▶ **Exercise aim**
All of the records below should be output exactly.

BEGIN Input records

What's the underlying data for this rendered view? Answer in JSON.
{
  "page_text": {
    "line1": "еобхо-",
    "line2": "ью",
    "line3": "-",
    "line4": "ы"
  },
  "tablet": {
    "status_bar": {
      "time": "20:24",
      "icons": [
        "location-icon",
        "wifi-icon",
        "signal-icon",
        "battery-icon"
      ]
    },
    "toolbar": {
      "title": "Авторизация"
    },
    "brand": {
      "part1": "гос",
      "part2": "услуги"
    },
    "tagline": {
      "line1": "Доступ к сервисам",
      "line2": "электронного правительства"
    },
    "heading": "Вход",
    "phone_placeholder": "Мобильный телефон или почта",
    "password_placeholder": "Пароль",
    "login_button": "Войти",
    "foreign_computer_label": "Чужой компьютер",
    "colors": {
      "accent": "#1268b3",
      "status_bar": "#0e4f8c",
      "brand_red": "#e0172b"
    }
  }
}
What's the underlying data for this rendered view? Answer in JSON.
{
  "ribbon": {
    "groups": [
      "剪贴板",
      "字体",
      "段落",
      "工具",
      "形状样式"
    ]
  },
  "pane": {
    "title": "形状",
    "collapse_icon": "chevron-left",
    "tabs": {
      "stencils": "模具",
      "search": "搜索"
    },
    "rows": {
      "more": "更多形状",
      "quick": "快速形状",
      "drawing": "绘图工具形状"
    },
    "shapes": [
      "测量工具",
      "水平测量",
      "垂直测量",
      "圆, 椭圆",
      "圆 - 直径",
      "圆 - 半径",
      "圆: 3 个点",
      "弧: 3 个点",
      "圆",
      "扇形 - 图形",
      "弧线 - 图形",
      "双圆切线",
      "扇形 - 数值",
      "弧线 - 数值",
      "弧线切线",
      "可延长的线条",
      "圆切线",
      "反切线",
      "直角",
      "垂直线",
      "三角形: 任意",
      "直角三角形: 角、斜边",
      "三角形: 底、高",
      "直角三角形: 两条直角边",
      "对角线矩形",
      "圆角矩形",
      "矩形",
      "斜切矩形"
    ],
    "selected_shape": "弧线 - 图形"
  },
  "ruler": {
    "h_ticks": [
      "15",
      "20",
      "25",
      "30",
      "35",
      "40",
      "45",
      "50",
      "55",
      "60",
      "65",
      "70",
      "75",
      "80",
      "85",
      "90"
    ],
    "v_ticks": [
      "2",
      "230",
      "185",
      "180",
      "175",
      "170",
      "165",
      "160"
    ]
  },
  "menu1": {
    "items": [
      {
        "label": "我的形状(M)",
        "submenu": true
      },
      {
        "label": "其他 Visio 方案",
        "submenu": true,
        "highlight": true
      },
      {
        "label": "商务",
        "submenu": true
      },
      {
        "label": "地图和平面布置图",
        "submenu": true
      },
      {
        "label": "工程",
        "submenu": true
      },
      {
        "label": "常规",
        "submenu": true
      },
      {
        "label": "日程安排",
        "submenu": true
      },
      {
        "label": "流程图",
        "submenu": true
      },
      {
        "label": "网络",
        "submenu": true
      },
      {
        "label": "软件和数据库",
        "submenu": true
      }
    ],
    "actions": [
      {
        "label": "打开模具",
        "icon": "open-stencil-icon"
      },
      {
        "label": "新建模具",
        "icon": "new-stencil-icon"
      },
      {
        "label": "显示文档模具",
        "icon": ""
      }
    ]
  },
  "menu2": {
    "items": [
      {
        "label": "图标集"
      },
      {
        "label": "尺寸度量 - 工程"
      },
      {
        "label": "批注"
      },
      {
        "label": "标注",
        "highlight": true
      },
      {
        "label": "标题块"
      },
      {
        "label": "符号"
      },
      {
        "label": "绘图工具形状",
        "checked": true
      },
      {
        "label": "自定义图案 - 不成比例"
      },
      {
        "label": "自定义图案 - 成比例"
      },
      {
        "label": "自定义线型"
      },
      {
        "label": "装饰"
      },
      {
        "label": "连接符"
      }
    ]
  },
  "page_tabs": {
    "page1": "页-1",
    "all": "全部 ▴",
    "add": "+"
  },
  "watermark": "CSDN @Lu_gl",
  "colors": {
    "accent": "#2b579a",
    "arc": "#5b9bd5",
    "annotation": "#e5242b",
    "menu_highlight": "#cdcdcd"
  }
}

END Input records

▶ **Full response**
What's the underlying data for this rendered view? Answer in JSON.
{
  "page_text": {
    "line1": "еобхо-",
    "line2": "ью",
    "line3": "-",
    "line4": "ы"
  },
  "tablet": {
    "status_bar": {
      "time": "20:24",
      "icons": [
        "location-icon",
        "wifi-icon",
        "signal-icon",
        "battery-icon"
      ]
    },
    "toolbar": {
      "title": "Авторизация"
    },
    "brand": {
      "part1": "гос",
      "part2": "услуги"
    },
    "tagline": {
      "line1": "Доступ к сервисам",
      "line2": "электронного правительства"
    },
    "heading": "Вход",
    "phone_placeholder": "Мобильный телефон или почта",
    "password_placeholder": "Пароль",
    "login_button": "Войти",
    "foreign_computer_label": "Чужой компьютер",
    "colors": {
      "accent": "#1268b3",
      "status_bar": "#0e4f8c",
      "brand_red": "#e0172b"
    }
  }
}
What's the underlying data for this rendered view? Answer in JSON.
{
  "ribbon": {
    "groups": [
      "剪贴板",
      "字体",
      "段落",
      "工具",
      "形状样式"
    ]
  },
  "pane": {
    "title": "形状",
    "collapse_icon": "chevron-left",
    "tabs": {
      "stencils": "模具",
      "search": "搜索"
    },
    "rows": {
      "more": "更多形状",
      "quick": "快速形状",
      "drawing": "绘图工具形状"
    },
    "shapes": [
      "测量工具",
      "水平测量",
      "垂直测量",
      "圆, 椭圆",
      "圆 - 直径",
      "圆 - 半径",
      "圆: 3 个点",
      "弧: 3 个点",
      "圆",
      "扇形 - 图形",
      "弧线 - 图形",
      "双圆切线",
      "扇形 - 数值",
      "弧线 - 数值",
      "弧线切线",
      "可延长的线条",
      "圆切线",
      "反切线",
      "直角",
      "垂直线",
      "三角形: 任意",
      "直角三角形: 角、斜边",
      "三角形: 底、高",
      "直角三角形: 两条直角边",
      "对角线矩形",
      "圆角矩形",
      "矩形",
      "斜切矩形"
    ],
    "selected_shape": "弧线 - 图形"
  },
  "ruler": {
    "h_ticks": [
      "15",
      "20",
      "25",
      "30",
      "35",
      "40",
      "45",
      "50",
      "55",
      "60",
      "65",
      "70",
      "75",
      "80",
      "85",
      "90"
    ],
    "v_ticks": [
      "2",
      "230",
      "185",
      "180",
      "175",
      "170",
      "165",
      "160"
    ]
  },
  "menu1": {
    "items": [
      {
        "label": "我的形状(M)",
        "submenu": true
      },
      {
        "label": "其他 Visio 方案",
        "submenu": true,
        "highlight": true
      },
      {
        "label": "商务",
        "submenu": true
      },
      {
        "label": "地图和平面布置图",
        "submenu": true
      },
      {
        "label": "工程",
        "submenu": true
      },
      {
        "label": "常规",
        "submenu": true
      },
      {
        "label": "日程安排",
        "submenu": true
      },
      {
        "label": "流程图",
        "submenu": true
      },
      {
        "label": "网络",
        "submenu": true
      },
      {
        "label": "软件和数据库",
        "submenu": true
      }
    ],
    "actions": [
      {
        "label": "打开模具",
        "icon": "open-stencil-icon"
      },
      {
        "label": "新建模具",
        "icon": "new-stencil-icon"
      },
      {
        "label": "显示文档模具",
        "icon": ""
      }
    ]
  },
  "menu2": {
    "items": [
      {
        "label": "图标集"
      },
      {
        "label": "尺寸度量 - 工程"
      },
      {
        "label": "批注"
      },
      {
        "label": "标注",
        "highlight": true
      },
      {
        "label": "标题块"
      },
      {
        "label": "符号"
      },
      {
        "label": "绘图工具形状",
        "checked": true
      },
      {
        "label": "自定义图案 - 不成比例"
      },
      {
        "label": "自定义图案 - 成比例"
      },
      {
        "label": "自定义线型"
      },
      {
        "label": "装饰"
      },
      {
        "label": "连接符"
      }
    ]
  },
  "page_tabs": {
    "page1": "页-1",
    "all": "全部 ▴",
    "add": "+"
  },
  "watermark": "CSDN @Lu_gl",
  "colors": {
    "accent": "#2b579a",
    "arc": "#5b9bd5",
    "annotation": "#e5242b",
    "menu_highlight": "#cdcdcd"
  }
}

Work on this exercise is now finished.